Locate each line below that includes "here" and reproduce it.

(Rows from a figure dataset)
==*==
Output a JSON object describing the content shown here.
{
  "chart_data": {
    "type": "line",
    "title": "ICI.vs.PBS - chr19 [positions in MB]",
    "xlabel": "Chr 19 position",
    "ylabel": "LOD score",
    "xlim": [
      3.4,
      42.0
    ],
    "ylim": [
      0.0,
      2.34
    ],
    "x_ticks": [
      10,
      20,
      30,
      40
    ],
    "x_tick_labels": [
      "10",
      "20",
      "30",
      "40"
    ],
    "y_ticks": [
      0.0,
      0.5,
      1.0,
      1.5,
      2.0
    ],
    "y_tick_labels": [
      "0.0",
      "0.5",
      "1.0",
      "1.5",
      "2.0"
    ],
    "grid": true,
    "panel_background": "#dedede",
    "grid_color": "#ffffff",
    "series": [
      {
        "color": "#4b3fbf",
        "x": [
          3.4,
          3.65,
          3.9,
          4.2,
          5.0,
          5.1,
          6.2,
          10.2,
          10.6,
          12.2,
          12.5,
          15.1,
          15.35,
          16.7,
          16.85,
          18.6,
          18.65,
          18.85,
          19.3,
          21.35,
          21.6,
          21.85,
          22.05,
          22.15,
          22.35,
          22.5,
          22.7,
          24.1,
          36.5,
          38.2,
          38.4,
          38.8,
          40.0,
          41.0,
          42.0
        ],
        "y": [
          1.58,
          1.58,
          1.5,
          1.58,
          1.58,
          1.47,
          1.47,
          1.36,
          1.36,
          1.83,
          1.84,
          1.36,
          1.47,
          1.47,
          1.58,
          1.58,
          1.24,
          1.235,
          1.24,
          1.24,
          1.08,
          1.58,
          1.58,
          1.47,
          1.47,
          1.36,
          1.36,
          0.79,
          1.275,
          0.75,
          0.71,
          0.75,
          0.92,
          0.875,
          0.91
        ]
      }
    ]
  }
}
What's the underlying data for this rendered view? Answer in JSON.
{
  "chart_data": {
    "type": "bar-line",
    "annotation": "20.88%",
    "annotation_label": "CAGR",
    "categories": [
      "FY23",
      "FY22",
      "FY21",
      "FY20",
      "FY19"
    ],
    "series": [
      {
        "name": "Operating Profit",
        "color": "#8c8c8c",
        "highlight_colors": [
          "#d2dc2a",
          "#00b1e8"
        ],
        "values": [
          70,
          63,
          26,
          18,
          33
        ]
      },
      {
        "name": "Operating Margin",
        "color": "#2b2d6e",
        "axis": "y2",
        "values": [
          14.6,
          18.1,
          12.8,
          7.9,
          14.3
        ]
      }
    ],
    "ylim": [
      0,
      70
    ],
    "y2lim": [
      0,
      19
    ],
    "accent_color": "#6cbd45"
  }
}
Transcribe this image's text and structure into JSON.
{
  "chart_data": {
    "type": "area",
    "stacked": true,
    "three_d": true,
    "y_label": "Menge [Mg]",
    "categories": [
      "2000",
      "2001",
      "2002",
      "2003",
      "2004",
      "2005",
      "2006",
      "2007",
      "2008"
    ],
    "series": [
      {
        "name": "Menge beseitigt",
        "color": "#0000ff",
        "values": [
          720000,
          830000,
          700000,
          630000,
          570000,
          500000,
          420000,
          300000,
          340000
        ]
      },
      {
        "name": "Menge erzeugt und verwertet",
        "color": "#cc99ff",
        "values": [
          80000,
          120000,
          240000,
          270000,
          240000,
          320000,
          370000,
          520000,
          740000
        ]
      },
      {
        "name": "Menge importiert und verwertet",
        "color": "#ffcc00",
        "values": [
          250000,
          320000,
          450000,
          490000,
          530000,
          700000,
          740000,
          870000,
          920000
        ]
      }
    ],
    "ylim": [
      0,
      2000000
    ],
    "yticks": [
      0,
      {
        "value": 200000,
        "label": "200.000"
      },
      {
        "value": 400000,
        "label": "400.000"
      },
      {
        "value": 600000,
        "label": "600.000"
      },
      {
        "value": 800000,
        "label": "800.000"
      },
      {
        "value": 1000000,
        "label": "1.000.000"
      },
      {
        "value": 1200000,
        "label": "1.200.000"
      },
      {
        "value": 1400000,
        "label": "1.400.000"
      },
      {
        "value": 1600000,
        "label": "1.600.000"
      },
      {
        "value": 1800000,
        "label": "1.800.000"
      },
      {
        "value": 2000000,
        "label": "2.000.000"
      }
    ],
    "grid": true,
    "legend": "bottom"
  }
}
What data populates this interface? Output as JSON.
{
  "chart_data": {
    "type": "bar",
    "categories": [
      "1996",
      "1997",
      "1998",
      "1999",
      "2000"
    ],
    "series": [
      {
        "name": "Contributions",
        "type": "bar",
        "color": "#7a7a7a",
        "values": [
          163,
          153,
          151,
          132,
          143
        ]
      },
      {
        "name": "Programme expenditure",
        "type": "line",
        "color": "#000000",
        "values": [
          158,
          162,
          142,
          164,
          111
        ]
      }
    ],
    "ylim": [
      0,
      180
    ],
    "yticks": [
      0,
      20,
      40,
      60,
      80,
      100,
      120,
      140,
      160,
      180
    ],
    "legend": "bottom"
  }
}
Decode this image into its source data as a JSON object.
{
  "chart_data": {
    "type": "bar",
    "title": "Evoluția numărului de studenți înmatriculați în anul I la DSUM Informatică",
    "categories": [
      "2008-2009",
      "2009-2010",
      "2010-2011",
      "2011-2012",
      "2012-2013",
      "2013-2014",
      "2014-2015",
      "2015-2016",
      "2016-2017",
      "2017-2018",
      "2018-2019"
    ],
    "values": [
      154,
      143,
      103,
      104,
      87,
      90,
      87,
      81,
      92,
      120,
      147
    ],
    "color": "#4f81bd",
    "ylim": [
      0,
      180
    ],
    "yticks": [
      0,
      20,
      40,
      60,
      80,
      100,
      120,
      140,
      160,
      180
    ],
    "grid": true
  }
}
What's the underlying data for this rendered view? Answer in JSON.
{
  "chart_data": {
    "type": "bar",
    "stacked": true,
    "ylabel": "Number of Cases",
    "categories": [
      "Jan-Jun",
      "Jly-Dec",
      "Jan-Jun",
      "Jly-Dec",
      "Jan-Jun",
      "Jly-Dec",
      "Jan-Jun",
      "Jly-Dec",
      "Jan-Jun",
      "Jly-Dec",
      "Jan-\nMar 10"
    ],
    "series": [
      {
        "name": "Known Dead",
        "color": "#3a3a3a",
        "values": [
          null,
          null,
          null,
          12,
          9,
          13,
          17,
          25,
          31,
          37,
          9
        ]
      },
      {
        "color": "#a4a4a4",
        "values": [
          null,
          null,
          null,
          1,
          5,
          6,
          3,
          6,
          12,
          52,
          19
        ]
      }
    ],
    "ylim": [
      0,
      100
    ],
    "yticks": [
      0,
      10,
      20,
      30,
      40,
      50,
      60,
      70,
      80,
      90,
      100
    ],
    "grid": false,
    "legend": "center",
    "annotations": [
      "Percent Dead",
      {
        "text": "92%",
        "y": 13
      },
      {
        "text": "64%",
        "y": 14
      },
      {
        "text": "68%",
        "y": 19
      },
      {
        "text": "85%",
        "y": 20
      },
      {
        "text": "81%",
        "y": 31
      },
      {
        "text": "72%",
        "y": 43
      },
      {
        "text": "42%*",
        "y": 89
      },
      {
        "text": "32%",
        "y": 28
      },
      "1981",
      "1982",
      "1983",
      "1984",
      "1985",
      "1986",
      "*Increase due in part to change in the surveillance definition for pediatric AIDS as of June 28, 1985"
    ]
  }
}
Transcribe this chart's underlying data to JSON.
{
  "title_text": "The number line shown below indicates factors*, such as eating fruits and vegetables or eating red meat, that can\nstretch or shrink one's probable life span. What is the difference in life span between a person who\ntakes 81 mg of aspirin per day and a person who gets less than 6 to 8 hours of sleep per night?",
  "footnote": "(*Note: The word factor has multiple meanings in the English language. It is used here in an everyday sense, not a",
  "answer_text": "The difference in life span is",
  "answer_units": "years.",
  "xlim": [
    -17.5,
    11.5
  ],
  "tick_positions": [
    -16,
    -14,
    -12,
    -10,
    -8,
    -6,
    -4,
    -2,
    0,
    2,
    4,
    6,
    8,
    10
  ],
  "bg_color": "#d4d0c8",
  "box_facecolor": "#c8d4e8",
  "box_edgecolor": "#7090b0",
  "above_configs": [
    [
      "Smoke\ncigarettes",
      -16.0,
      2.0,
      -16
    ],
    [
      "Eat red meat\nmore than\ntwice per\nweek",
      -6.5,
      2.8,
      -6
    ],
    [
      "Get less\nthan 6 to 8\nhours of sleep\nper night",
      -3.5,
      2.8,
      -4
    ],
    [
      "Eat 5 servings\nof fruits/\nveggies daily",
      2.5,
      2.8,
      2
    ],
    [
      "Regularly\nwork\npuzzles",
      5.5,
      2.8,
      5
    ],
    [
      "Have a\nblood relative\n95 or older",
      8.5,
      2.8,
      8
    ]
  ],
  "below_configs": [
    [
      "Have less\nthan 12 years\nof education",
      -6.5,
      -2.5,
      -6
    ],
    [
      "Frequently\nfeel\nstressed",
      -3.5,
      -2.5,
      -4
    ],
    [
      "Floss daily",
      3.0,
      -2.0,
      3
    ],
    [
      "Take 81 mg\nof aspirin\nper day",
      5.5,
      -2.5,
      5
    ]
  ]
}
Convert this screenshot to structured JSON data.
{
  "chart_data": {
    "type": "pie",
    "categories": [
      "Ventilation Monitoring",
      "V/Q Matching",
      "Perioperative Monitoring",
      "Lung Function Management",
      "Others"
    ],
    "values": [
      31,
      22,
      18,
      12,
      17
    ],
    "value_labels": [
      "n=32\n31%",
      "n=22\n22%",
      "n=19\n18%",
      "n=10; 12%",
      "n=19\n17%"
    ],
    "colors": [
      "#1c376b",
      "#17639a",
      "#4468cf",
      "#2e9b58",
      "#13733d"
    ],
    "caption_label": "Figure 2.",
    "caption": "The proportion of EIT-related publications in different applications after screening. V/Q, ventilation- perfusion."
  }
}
==*==
## [SOLUTION]
Output a JSON object describing the content shown here.
  "footnote": "(*Note: The word factor has multiple meanings in the English language. It is used here in an everyday sense, not a",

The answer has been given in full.